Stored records
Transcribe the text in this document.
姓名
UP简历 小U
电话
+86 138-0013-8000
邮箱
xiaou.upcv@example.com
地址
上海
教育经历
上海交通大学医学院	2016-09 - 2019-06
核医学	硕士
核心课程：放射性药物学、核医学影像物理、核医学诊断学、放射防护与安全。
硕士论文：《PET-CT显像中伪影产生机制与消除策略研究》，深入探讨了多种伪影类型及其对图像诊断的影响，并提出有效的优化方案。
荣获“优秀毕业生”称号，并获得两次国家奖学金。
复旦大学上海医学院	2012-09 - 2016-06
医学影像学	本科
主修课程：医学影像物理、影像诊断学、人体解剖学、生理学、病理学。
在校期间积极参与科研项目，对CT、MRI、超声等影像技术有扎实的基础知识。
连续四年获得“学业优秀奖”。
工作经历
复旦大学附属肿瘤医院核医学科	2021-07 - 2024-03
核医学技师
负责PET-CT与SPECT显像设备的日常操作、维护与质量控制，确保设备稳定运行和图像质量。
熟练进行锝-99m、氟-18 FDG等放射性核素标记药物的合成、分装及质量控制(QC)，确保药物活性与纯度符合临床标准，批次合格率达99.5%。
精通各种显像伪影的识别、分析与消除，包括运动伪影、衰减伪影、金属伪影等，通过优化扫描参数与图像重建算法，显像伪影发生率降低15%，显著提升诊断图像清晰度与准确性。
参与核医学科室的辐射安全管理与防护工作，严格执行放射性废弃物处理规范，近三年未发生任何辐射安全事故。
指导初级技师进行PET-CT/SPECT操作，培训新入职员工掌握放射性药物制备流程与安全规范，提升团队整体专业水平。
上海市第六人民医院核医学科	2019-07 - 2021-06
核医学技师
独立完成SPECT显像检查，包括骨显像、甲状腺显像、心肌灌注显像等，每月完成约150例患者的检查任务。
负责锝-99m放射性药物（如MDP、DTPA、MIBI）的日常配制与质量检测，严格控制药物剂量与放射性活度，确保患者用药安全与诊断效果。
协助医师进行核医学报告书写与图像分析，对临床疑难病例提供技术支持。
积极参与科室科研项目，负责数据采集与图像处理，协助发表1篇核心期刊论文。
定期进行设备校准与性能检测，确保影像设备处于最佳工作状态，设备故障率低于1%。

**TASK DETAILS**
Reproduce all of the records exactly.

**TASK SOLUTION**
Transcribe the text in this document.
姓名
UP简历 小U
电话
+86 138-0013-8000
邮箱
xiaou.upcv@example.com
地址
上海
教育经历
上海交通大学医学院	2016-09 - 2019-06
核医学	硕士
核心课程：放射性药物学、核医学影像物理、核医学诊断学、放射防护与安全。
硕士论文：《PET-CT显像中伪影产生机制与消除策略研究》，深入探讨了多种伪影类型及其对图像诊断的影响，并提出有效的优化方案。
荣获“优秀毕业生”称号，并获得两次国家奖学金。
复旦大学上海医学院	2012-09 - 2016-06
医学影像学	本科
主修课程：医学影像物理、影像诊断学、人体解剖学、生理学、病理学。
在校期间积极参与科研项目，对CT、MRI、超声等影像技术有扎实的基础知识。
连续四年获得“学业优秀奖”。
工作经历
复旦大学附属肿瘤医院核医学科	2021-07 - 2024-03
核医学技师
负责PET-CT与SPECT显像设备的日常操作、维护与质量控制，确保设备稳定运行和图像质量。
熟练进行锝-99m、氟-18 FDG等放射性核素标记药物的合成、分装及质量控制(QC)，确保药物活性与纯度符合临床标准，批次合格率达99.5%。
精通各种显像伪影的识别、分析与消除，包括运动伪影、衰减伪影、金属伪影等，通过优化扫描参数与图像重建算法，显像伪影发生率降低15%，显著提升诊断图像清晰度与准确性。
参与核医学科室的辐射安全管理与防护工作，严格执行放射性废弃物处理规范，近三年未发生任何辐射安全事故。
指导初级技师进行PET-CT/SPECT操作，培训新入职员工掌握放射性药物制备流程与安全规范，提升团队整体专业水平。
上海市第六人民医院核医学科	2019-07 - 2021-06
核医学技师
独立完成SPECT显像检查，包括骨显像、甲状腺显像、心肌灌注显像等，每月完成约150例患者的检查任务。
负责锝-99m放射性药物（如MDP、DTPA、MIBI）的日常配制与质量检测，严格控制药物剂量与放射性活度，确保患者用药安全与诊断效果。
协助医师进行核医学报告书写与图像分析，对临床疑难病例提供技术支持。
积极参与科室科研项目，负责数据采集与图像处理，协助发表1篇核心期刊论文。
定期进行设备校准与性能检测，确保影像设备处于最佳工作状态，设备故障率低于1%。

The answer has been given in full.